### [Task objective]
Set down, exactly as written, the lines from the line holding "Enumerate this screenshot's" to the end of the data, inclusive, skipping any pictures.

### [Entries]
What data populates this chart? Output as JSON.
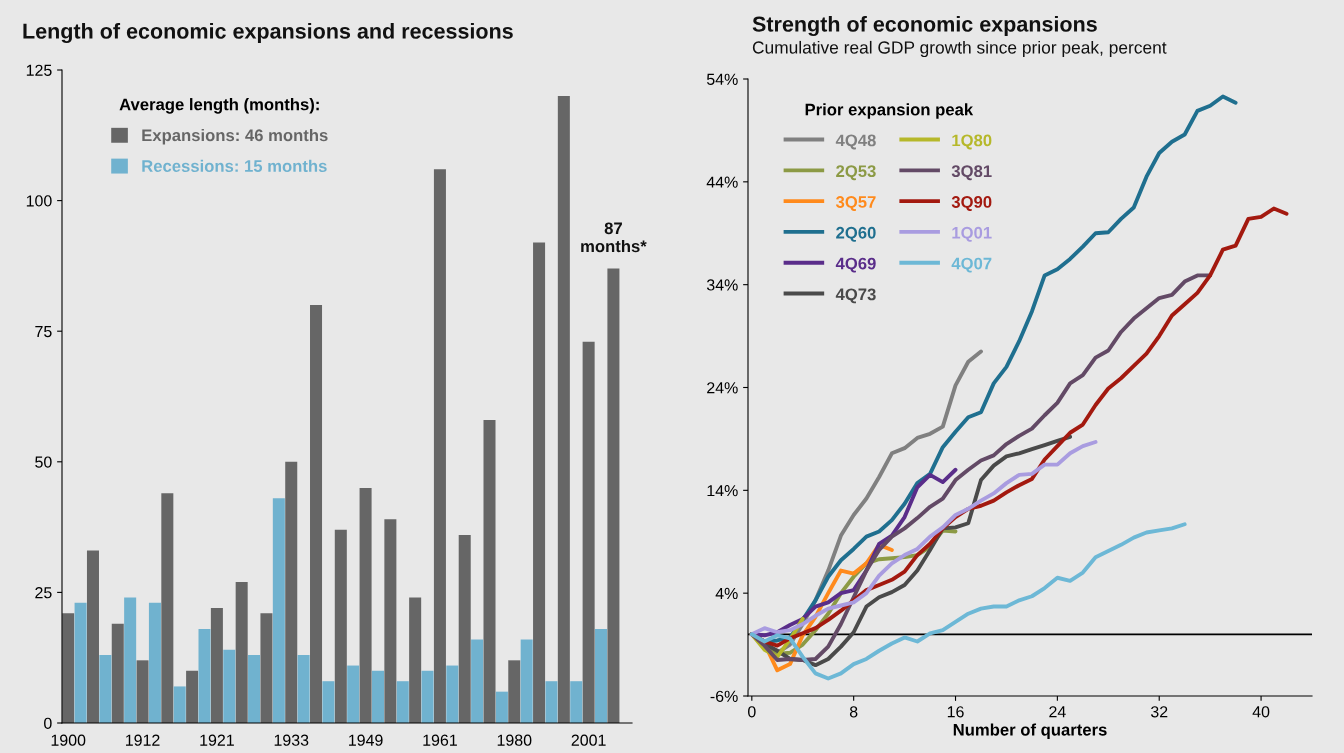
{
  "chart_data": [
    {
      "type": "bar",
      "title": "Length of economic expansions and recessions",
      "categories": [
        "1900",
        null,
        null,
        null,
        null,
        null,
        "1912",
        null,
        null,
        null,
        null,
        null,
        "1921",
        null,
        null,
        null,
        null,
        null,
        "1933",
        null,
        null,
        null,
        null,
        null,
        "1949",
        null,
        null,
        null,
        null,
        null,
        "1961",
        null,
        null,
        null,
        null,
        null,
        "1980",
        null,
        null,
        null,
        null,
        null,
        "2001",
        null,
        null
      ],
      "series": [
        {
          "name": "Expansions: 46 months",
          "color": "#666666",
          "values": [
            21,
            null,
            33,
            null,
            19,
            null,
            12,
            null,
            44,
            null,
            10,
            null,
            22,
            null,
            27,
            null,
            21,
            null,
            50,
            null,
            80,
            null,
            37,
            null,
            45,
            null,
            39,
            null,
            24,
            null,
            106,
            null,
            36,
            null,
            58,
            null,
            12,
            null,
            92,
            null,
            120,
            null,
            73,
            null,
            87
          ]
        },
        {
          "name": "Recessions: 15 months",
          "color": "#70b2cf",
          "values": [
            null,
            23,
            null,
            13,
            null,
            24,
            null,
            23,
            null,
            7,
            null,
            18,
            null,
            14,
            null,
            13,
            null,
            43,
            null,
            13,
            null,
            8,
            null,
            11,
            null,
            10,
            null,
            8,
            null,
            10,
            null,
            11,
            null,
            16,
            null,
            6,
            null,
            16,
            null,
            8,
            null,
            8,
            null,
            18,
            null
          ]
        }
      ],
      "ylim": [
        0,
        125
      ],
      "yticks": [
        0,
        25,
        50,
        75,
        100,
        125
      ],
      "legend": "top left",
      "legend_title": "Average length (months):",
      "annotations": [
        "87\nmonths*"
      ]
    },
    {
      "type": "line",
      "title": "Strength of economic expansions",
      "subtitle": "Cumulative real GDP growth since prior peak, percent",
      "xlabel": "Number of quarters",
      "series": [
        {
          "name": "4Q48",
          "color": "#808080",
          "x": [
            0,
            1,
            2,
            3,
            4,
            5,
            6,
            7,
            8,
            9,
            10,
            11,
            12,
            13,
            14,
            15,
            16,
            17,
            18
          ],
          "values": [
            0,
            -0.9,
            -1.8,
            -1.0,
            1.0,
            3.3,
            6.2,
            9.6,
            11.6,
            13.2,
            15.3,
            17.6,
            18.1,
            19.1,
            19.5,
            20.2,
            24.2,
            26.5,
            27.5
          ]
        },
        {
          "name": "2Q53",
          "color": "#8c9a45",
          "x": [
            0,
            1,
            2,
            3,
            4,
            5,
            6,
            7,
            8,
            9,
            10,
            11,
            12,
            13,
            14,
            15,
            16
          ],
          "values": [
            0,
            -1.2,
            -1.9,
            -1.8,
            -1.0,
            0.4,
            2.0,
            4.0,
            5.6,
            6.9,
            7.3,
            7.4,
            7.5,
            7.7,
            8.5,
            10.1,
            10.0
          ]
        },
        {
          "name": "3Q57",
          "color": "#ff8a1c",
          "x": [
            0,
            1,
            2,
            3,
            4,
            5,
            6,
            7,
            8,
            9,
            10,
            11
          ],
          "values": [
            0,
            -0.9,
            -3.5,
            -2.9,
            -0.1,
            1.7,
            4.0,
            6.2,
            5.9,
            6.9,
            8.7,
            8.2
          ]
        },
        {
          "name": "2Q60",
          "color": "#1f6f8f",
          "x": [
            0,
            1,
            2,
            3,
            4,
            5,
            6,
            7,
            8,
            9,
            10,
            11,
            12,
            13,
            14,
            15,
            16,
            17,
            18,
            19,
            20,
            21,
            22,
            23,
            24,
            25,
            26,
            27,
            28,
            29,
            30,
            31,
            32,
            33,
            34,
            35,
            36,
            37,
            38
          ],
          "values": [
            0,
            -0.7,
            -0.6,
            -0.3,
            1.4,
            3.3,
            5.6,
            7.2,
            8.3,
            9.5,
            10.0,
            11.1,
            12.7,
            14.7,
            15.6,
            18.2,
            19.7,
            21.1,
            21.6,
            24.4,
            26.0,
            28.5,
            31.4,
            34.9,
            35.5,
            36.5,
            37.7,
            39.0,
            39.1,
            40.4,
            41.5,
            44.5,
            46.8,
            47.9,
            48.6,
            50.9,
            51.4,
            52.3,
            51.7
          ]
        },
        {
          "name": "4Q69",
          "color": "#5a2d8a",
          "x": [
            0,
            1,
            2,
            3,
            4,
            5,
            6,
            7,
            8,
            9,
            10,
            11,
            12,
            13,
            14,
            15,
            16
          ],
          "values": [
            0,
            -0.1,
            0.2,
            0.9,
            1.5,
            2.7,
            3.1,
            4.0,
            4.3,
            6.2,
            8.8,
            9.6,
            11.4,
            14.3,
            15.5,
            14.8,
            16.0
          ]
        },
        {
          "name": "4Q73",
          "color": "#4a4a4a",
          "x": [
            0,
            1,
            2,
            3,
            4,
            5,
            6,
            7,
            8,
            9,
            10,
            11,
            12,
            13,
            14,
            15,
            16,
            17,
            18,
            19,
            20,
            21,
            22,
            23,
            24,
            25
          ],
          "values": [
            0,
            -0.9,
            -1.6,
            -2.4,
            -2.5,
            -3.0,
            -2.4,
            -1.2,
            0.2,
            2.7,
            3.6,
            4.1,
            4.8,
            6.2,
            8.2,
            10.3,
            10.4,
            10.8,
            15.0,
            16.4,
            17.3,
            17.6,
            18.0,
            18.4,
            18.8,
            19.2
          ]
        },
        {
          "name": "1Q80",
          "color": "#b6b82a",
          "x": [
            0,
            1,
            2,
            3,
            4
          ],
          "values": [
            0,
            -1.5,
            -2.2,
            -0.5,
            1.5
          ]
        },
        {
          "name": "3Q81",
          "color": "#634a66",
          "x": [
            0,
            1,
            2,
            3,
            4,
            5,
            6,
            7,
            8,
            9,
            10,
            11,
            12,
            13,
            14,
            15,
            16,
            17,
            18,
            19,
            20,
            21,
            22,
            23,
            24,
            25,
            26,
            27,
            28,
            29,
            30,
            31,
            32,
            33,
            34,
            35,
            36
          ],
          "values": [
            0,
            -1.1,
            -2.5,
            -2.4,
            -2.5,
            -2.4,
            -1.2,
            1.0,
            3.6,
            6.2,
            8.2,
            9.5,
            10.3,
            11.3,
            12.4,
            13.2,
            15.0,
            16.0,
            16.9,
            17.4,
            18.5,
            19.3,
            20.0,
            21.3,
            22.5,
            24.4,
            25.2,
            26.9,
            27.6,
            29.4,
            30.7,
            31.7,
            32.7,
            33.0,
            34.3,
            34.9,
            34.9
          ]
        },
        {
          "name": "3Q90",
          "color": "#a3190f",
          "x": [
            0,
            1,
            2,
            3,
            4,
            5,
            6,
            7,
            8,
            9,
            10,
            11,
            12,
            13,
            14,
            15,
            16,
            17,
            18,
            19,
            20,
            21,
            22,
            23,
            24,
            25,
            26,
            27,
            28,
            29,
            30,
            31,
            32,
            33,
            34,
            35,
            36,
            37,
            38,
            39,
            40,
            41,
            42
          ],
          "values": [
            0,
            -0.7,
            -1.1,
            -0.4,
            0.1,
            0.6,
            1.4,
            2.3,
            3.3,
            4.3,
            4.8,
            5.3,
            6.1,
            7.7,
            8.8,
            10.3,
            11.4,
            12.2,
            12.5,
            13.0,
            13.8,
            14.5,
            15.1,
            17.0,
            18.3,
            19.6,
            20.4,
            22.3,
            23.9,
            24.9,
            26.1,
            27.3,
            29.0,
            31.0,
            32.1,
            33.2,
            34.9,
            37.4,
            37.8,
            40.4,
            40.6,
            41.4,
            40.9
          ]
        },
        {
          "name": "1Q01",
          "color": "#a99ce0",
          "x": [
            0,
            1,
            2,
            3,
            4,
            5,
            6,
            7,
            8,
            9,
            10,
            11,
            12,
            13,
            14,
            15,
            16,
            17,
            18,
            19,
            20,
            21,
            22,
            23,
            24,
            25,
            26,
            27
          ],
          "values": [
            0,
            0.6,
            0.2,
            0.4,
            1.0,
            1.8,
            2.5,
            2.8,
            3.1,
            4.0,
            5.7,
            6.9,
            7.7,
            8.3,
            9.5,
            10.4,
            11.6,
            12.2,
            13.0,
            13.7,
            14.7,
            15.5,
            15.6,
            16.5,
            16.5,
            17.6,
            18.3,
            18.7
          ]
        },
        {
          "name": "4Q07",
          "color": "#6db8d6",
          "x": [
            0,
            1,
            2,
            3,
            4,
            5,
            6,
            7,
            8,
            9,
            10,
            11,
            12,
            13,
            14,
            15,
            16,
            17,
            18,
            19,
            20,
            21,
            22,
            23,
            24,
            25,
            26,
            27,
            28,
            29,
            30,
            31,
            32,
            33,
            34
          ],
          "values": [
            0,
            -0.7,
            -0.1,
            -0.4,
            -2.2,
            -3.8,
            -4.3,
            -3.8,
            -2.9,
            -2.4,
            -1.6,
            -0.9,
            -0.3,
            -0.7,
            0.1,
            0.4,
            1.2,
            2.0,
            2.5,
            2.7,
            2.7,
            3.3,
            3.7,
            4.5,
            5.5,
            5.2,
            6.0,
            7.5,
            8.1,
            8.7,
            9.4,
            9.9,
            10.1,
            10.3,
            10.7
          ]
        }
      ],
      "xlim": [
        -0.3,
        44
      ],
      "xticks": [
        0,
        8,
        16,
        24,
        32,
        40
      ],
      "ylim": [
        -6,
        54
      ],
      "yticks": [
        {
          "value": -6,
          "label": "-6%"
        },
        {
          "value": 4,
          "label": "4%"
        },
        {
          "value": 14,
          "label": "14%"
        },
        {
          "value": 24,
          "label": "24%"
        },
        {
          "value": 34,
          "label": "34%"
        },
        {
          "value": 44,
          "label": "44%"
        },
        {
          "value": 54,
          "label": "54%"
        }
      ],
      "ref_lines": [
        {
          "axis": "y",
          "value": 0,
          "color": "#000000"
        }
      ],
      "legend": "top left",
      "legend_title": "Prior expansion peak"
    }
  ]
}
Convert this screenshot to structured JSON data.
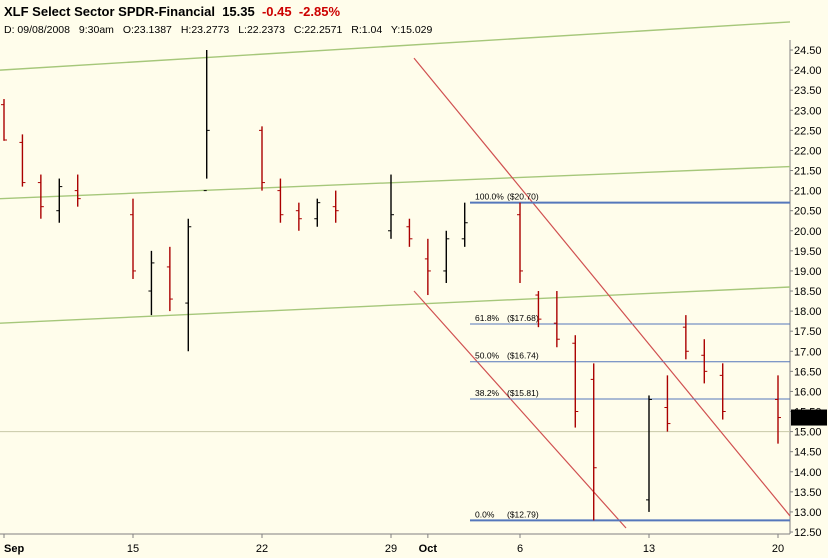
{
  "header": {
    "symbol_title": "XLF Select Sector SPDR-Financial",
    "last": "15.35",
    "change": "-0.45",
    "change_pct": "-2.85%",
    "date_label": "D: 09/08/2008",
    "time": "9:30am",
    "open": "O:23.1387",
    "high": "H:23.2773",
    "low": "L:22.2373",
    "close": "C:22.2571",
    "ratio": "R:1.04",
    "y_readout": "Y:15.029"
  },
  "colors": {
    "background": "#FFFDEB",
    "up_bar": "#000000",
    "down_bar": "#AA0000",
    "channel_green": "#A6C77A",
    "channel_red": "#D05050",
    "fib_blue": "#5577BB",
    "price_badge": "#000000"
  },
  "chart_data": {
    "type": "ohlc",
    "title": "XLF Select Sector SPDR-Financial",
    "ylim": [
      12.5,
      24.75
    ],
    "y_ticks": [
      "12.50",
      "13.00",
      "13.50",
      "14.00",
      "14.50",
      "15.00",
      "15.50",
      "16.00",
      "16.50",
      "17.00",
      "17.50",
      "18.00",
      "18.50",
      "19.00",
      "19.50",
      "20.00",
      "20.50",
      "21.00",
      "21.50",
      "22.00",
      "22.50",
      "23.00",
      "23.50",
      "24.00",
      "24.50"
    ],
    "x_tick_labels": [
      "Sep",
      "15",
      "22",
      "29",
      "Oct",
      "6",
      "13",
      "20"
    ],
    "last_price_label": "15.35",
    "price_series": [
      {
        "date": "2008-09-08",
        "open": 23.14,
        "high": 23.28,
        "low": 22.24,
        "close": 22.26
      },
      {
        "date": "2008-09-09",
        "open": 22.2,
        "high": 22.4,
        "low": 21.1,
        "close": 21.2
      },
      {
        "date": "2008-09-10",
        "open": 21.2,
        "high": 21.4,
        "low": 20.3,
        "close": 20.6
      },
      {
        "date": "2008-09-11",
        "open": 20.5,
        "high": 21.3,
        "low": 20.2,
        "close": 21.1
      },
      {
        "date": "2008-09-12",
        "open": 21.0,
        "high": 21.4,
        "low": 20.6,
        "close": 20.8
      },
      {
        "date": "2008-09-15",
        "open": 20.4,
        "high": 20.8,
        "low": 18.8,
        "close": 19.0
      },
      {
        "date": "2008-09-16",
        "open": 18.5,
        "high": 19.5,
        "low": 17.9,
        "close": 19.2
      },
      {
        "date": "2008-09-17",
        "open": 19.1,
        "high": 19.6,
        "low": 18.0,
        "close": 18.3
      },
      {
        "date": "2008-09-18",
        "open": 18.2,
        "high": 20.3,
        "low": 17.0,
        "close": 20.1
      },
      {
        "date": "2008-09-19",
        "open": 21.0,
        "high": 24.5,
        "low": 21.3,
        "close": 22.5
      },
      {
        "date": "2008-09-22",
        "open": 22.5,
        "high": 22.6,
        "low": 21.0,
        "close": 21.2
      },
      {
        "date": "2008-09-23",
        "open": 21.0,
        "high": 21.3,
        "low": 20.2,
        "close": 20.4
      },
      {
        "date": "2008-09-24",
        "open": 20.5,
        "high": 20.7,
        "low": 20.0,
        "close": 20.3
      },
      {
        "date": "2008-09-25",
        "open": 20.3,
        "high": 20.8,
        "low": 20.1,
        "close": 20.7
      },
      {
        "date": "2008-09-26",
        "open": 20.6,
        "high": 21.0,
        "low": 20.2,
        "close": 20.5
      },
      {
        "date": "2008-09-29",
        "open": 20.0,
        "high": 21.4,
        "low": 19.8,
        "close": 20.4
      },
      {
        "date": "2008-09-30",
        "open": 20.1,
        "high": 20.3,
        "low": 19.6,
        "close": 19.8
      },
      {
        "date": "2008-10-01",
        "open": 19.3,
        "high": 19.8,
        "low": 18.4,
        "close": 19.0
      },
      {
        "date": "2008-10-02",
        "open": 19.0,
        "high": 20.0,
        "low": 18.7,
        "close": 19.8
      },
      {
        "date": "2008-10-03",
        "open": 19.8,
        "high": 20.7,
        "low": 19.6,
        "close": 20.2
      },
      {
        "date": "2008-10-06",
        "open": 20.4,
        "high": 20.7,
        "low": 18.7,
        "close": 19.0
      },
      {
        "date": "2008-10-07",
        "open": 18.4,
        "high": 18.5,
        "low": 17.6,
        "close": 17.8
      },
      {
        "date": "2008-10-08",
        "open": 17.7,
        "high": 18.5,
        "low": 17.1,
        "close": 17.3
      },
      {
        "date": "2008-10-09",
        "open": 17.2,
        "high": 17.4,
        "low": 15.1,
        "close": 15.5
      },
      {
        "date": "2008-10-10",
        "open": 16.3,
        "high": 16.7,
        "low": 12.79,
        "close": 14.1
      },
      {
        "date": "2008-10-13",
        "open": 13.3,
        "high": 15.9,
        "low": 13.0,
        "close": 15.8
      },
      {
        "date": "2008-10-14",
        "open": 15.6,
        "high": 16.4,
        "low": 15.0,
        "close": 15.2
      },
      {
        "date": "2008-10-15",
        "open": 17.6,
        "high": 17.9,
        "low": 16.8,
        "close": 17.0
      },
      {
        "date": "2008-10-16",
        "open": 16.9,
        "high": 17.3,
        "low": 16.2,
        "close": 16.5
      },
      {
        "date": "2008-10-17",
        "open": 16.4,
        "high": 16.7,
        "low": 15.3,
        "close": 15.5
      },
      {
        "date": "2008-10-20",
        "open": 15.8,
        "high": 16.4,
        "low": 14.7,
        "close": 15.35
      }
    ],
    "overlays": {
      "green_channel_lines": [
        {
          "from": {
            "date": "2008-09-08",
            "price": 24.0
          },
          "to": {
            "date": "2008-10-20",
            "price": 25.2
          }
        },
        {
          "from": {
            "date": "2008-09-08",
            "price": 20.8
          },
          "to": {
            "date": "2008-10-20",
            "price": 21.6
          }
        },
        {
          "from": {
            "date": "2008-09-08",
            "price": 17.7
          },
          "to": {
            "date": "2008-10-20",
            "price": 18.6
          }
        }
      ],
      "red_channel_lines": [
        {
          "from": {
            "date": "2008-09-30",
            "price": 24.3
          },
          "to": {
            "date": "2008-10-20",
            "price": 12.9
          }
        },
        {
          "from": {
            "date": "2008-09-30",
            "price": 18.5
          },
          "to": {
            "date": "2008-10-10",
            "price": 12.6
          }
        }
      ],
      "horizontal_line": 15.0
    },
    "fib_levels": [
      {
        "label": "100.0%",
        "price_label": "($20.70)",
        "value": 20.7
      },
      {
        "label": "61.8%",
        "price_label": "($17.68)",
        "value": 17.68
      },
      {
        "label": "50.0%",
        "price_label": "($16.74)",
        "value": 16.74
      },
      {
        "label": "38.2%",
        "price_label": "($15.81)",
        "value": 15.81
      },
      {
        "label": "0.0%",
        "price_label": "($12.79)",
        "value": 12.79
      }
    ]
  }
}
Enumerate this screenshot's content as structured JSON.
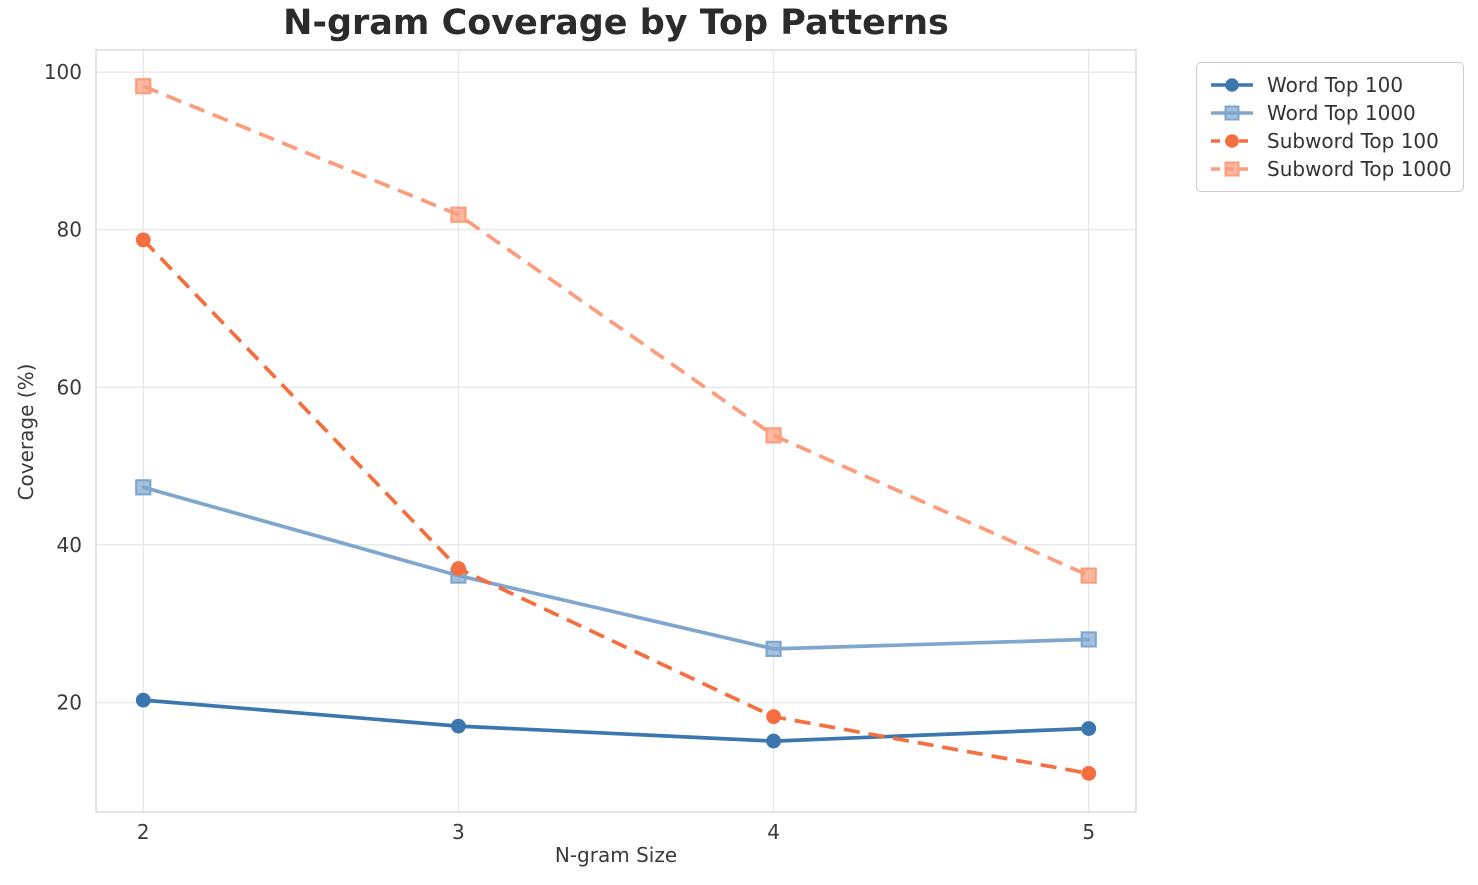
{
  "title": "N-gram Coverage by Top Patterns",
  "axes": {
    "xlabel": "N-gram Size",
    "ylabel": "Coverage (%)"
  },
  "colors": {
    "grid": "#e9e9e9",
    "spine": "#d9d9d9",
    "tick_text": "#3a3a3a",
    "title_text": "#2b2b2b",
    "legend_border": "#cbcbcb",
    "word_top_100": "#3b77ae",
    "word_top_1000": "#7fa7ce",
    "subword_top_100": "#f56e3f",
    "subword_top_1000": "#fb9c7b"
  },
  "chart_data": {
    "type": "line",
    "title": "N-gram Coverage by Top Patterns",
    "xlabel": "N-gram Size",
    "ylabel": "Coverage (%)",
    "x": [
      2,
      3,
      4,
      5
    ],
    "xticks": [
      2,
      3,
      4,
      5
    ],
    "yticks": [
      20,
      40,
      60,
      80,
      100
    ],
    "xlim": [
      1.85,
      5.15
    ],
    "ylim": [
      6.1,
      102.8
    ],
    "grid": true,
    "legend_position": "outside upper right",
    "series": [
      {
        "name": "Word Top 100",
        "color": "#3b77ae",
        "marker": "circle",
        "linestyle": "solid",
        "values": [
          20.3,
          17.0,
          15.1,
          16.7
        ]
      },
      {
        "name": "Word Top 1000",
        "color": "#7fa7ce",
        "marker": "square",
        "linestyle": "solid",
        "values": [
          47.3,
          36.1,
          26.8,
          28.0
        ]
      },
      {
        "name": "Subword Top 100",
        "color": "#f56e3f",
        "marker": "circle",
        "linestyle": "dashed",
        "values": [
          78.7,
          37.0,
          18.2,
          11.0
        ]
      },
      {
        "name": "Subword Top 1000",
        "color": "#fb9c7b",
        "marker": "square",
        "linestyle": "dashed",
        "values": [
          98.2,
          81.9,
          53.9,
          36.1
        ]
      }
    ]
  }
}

### [Exercise output]
Enumerate this screenshot's content as structured JSON.
{
  "title": "N-gram Coverage by Top Patterns",
  "axes": {
    "xlabel": "N-gram Size",
    "ylabel": "Coverage (%)"
  },
  "colors": {
    "grid": "#e9e9e9",
    "spine": "#d9d9d9",
    "tick_text": "#3a3a3a",
    "title_text": "#2b2b2b",
    "legend_border": "#cbcbcb",
    "word_top_100": "#3b77ae",
    "word_top_1000": "#7fa7ce",
    "subword_top_100": "#f56e3f",
    "subword_top_1000": "#fb9c7b"
  },
  "chart_data": {
    "type": "line",
    "title": "N-gram Coverage by Top Patterns",
    "xlabel": "N-gram Size",
    "ylabel": "Coverage (%)",
    "x": [
      2,
      3,
      4,
      5
    ],
    "xticks": [
      2,
      3,
      4,
      5
    ],
    "yticks": [
      20,
      40,
      60,
      80,
      100
    ],
    "xlim": [
      1.85,
      5.15
    ],
    "ylim": [
      6.1,
      102.8
    ],
    "grid": true,
    "legend_position": "outside upper right",
    "series": [
      {
        "name": "Word Top 100",
        "color": "#3b77ae",
        "marker": "circle",
        "linestyle": "solid",
        "values": [
          20.3,
          17.0,
          15.1,
          16.7
        ]
      },
      {
        "name": "Word Top 1000",
        "color": "#7fa7ce",
        "marker": "square",
        "linestyle": "solid",
        "values": [
          47.3,
          36.1,
          26.8,
          28.0
        ]
      },
      {
        "name": "Subword Top 100",
        "color": "#f56e3f",
        "marker": "circle",
        "linestyle": "dashed",
        "values": [
          78.7,
          37.0,
          18.2,
          11.0
        ]
      },
      {
        "name": "Subword Top 1000",
        "color": "#fb9c7b",
        "marker": "square",
        "linestyle": "dashed",
        "values": [
          98.2,
          81.9,
          53.9,
          36.1
        ]
      }
    ]
  }
}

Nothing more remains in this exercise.